_Exercise task_
Send back all the data below, exactly as given.

_Records to process_
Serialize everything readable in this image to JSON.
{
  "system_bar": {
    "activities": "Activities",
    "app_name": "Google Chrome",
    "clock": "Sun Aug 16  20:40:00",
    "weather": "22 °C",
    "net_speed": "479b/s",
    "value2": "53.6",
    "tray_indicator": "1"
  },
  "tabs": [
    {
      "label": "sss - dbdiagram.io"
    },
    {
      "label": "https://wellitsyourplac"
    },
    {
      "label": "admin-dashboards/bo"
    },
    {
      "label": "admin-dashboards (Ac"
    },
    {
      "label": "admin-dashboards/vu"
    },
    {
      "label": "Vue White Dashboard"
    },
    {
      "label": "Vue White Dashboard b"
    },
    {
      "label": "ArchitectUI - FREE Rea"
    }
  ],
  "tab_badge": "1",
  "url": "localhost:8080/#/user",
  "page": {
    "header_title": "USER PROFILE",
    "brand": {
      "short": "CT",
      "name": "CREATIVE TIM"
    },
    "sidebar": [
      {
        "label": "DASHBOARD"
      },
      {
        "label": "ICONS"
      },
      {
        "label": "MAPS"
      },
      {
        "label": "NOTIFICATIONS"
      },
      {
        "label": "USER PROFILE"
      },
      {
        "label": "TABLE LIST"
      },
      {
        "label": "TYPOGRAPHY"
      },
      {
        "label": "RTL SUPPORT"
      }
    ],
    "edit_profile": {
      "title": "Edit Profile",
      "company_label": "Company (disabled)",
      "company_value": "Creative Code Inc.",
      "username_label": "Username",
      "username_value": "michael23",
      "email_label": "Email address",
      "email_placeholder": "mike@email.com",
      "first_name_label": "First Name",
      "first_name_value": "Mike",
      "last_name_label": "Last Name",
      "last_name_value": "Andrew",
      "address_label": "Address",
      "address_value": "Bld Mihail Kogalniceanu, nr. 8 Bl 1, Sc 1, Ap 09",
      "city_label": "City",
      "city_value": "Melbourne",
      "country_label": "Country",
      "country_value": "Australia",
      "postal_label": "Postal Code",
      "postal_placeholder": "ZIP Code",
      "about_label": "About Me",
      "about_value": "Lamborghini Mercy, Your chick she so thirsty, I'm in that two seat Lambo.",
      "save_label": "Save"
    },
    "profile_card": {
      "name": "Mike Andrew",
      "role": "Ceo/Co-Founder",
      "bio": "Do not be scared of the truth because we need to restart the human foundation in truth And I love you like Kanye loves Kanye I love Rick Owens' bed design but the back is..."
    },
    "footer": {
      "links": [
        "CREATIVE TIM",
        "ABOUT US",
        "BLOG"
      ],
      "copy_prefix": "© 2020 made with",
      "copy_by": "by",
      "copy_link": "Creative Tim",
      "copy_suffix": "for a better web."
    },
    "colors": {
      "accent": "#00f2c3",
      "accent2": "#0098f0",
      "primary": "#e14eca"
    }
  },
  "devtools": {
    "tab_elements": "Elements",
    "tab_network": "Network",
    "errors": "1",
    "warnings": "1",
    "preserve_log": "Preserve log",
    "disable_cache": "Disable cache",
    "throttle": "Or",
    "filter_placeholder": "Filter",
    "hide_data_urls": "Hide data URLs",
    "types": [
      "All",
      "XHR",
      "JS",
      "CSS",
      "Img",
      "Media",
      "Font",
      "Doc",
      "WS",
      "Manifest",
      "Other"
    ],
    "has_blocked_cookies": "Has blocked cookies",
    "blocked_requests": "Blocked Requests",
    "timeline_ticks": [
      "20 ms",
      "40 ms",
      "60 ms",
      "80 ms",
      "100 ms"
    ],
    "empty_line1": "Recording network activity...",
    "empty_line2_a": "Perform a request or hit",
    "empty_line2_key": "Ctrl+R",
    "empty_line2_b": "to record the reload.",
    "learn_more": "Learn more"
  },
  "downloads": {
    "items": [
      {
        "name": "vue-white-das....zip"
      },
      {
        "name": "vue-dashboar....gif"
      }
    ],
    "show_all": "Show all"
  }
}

_Answer in full_
Serialize everything readable in this image to JSON.
{
  "system_bar": {
    "activities": "Activities",
    "app_name": "Google Chrome",
    "clock": "Sun Aug 16  20:40:00",
    "weather": "22 °C",
    "net_speed": "479b/s",
    "value2": "53.6",
    "tray_indicator": "1"
  },
  "tabs": [
    {
      "label": "sss - dbdiagram.io"
    },
    {
      "label": "https://wellitsyourplac"
    },
    {
      "label": "admin-dashboards/bo"
    },
    {
      "label": "admin-dashboards (Ac"
    },
    {
      "label": "admin-dashboards/vu"
    },
    {
      "label": "Vue White Dashboard"
    },
    {
      "label": "Vue White Dashboard b"
    },
    {
      "label": "ArchitectUI - FREE Rea"
    }
  ],
  "tab_badge": "1",
  "url": "localhost:8080/#/user",
  "page": {
    "header_title": "USER PROFILE",
    "brand": {
      "short": "CT",
      "name": "CREATIVE TIM"
    },
    "sidebar": [
      {
        "label": "DASHBOARD"
      },
      {
        "label": "ICONS"
      },
      {
        "label": "MAPS"
      },
      {
        "label": "NOTIFICATIONS"
      },
      {
        "label": "USER PROFILE"
      },
      {
        "label": "TABLE LIST"
      },
      {
        "label": "TYPOGRAPHY"
      },
      {
        "label": "RTL SUPPORT"
      }
    ],
    "edit_profile": {
      "title": "Edit Profile",
      "company_label": "Company (disabled)",
      "company_value": "Creative Code Inc.",
      "username_label": "Username",
      "username_value": "michael23",
      "email_label": "Email address",
      "email_placeholder": "mike@email.com",
      "first_name_label": "First Name",
      "first_name_value": "Mike",
      "last_name_label": "Last Name",
      "last_name_value": "Andrew",
      "address_label": "Address",
      "address_value": "Bld Mihail Kogalniceanu, nr. 8 Bl 1, Sc 1, Ap 09",
      "city_label": "City",
      "city_value": "Melbourne",
      "country_label": "Country",
      "country_value": "Australia",
      "postal_label": "Postal Code",
      "postal_placeholder": "ZIP Code",
      "about_label": "About Me",
      "about_value": "Lamborghini Mercy, Your chick she so thirsty, I'm in that two seat Lambo.",
      "save_label": "Save"
    },
    "profile_card": {
      "name": "Mike Andrew",
      "role": "Ceo/Co-Founder",
      "bio": "Do not be scared of the truth because we need to restart the human foundation in truth And I love you like Kanye loves Kanye I love Rick Owens' bed design but the back is..."
    },
    "footer": {
      "links": [
        "CREATIVE TIM",
        "ABOUT US",
        "BLOG"
      ],
      "copy_prefix": "© 2020 made with",
      "copy_by": "by",
      "copy_link": "Creative Tim",
      "copy_suffix": "for a better web."
    },
    "colors": {
      "accent": "#00f2c3",
      "accent2": "#0098f0",
      "primary": "#e14eca"
    }
  },
  "devtools": {
    "tab_elements": "Elements",
    "tab_network": "Network",
    "errors": "1",
    "warnings": "1",
    "preserve_log": "Preserve log",
    "disable_cache": "Disable cache",
    "throttle": "Or",
    "filter_placeholder": "Filter",
    "hide_data_urls": "Hide data URLs",
    "types": [
      "All",
      "XHR",
      "JS",
      "CSS",
      "Img",
      "Media",
      "Font",
      "Doc",
      "WS",
      "Manifest",
      "Other"
    ],
    "has_blocked_cookies": "Has blocked cookies",
    "blocked_requests": "Blocked Requests",
    "timeline_ticks": [
      "20 ms",
      "40 ms",
      "60 ms",
      "80 ms",
      "100 ms"
    ],
    "empty_line1": "Recording network activity...",
    "empty_line2_a": "Perform a request or hit",
    "empty_line2_key": "Ctrl+R",
    "empty_line2_b": "to record the reload.",
    "learn_more": "Learn more"
  },
  "downloads": {
    "items": [
      {
        "name": "vue-white-das....zip"
      },
      {
        "name": "vue-dashboar....gif"
      }
    ],
    "show_all": "Show all"
  }
}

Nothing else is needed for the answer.